▼

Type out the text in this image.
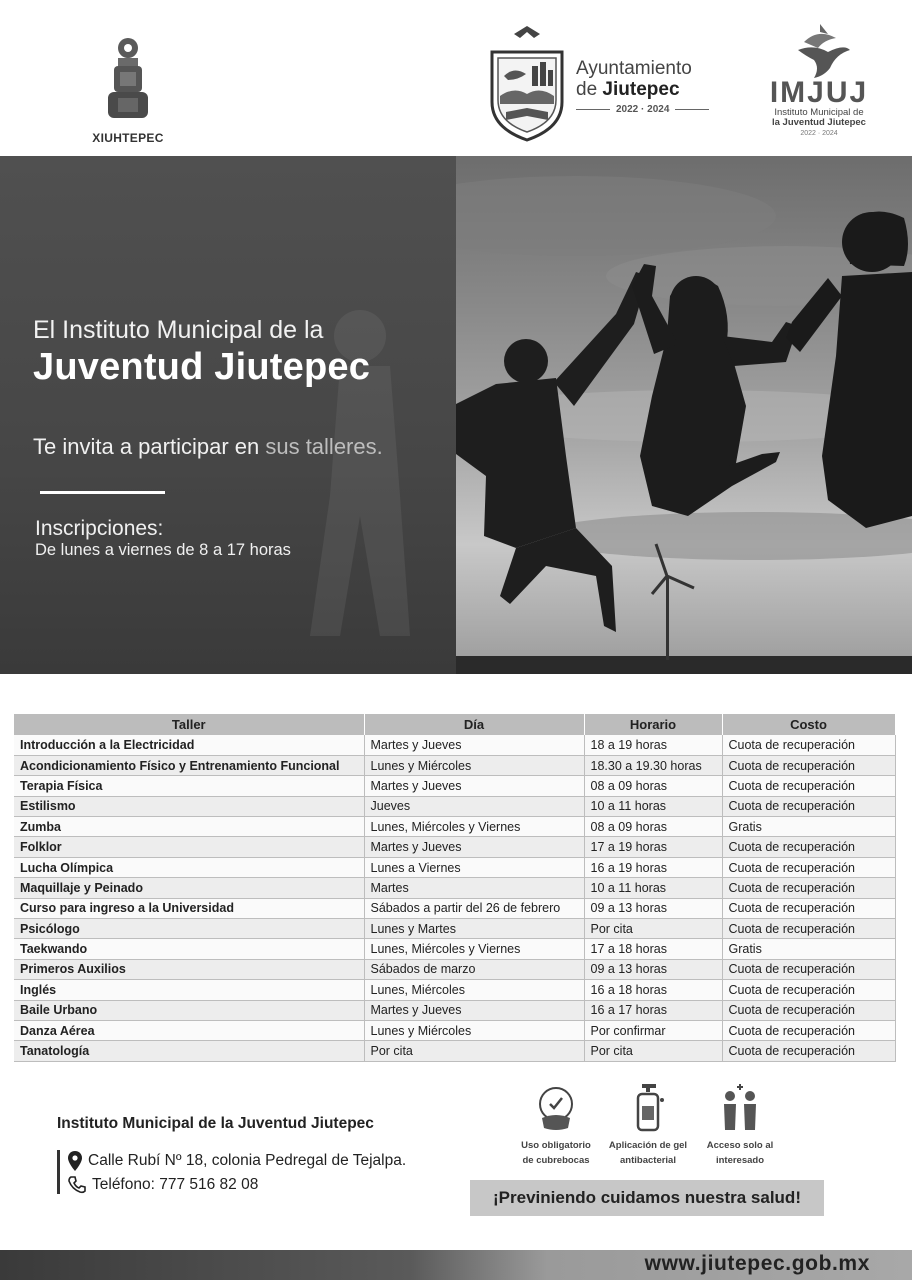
XIUHTEPEC
Ayuntamiento
de Jiutepec
2022 · 2024
IMJUJ
Instituto Municipal de
la Juventud Jiutepec
2022 · 2024
El Instituto Municipal de la
Juventud Jiutepec
Te invita a participar en sus talleres.
Inscripciones:
De lunes a viernes de 8 a 17 horas
Taller	Día	Horario	Costo
Introducción a la Electricidad	Martes y Jueves	18 a 19 horas	Cuota de recuperación
Acondicionamiento Físico y Entrenamiento Funcional	Lunes y Miércoles	18.30 a 19.30 horas	Cuota de recuperación
Terapia Física	Martes y Jueves	08 a 09 horas	Cuota de recuperación
Estilismo	Jueves	10 a 11 horas	Cuota de recuperación
Zumba	Lunes, Miércoles y Viernes	08 a 09 horas	Gratis
Folklor	Martes y Jueves	17 a 19 horas	Cuota de recuperación
Lucha Olímpica	Lunes a Viernes	16 a 19 horas	Cuota de recuperación
Maquillaje y Peinado	Martes	10 a 11 horas	Cuota de recuperación
Curso para ingreso a la Universidad	Sábados a partir del 26 de febrero	09 a 13 horas	Cuota de recuperación
Psicólogo	Lunes y Martes	Por cita	Cuota de recuperación
Taekwando	Lunes, Miércoles y Viernes	17 a 18 horas	Gratis
Primeros Auxilios	Sábados de marzo	09 a 13 horas	Cuota de recuperación
Inglés	Lunes, Miércoles	16 a 18 horas	Cuota de recuperación
Baile Urbano	Martes y Jueves	16 a 17 horas	Cuota de recuperación
Danza Aérea	Lunes y Miércoles	Por confirmar	Cuota de recuperación
Tanatología	Por cita	Por cita	Cuota de recuperación
Instituto Municipal de la Juventud Jiutepec
Calle Rubí Nº 18, colonia Pedregal de Tejalpa.
Teléfono: 777 516 82 08
Uso obligatorio
de cubrebocas
Aplicación de gel
antibacterial
Acceso solo al
interesado
¡Previniendo cuidamos nuestra salud!
www.jiutepec.gob.mx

▲

Exercise:
List every line above that holds the word "Municipal".

Finished exercise:
Instituto Municipal de
El Instituto Municipal de la
Instituto Municipal de la Juventud Jiutepec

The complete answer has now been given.